### What you need to do
In the listing below, count the lines with "label" and report only the figure.

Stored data
+++

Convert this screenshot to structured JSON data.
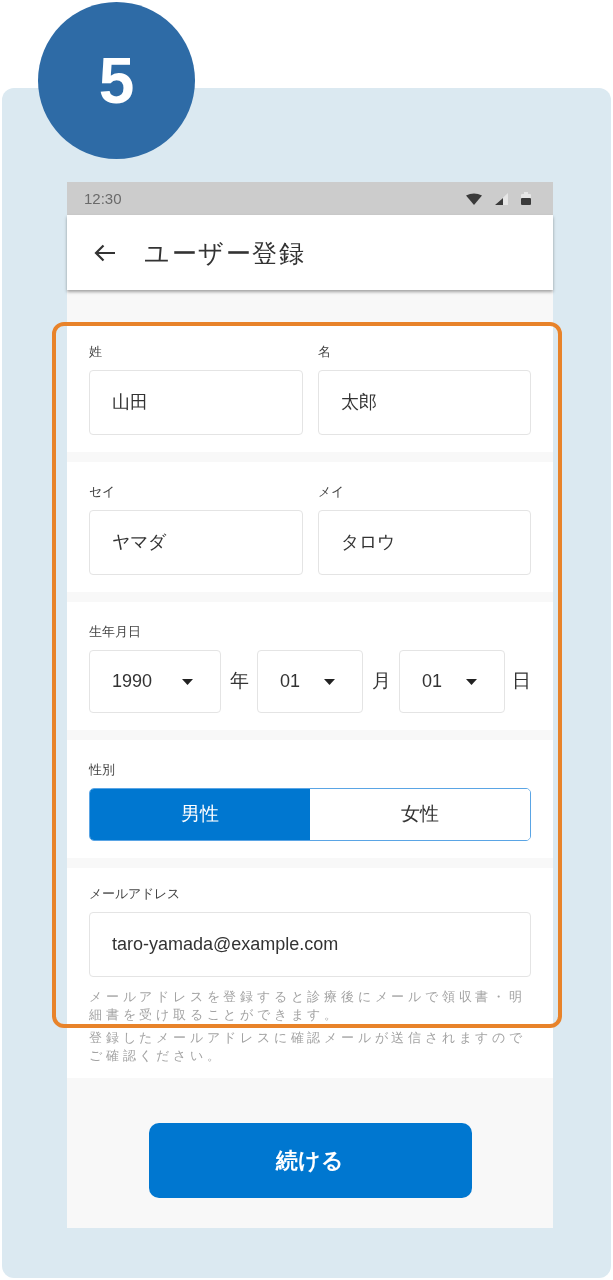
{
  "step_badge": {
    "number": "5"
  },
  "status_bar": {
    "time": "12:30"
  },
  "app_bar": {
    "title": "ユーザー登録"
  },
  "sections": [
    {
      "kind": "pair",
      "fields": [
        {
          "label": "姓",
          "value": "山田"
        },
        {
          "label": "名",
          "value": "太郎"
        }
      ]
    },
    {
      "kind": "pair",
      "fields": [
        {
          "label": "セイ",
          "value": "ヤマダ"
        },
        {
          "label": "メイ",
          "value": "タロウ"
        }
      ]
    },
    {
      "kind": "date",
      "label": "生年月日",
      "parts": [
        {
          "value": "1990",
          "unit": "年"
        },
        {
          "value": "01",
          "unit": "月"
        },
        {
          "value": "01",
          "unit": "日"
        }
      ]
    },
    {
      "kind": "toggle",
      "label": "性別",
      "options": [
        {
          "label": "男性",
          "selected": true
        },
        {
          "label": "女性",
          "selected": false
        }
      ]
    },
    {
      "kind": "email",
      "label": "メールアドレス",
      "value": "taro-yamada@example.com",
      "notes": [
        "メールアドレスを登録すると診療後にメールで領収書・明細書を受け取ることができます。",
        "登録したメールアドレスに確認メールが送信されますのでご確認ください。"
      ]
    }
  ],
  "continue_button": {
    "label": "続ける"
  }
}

+++

### Solution to the exercise
10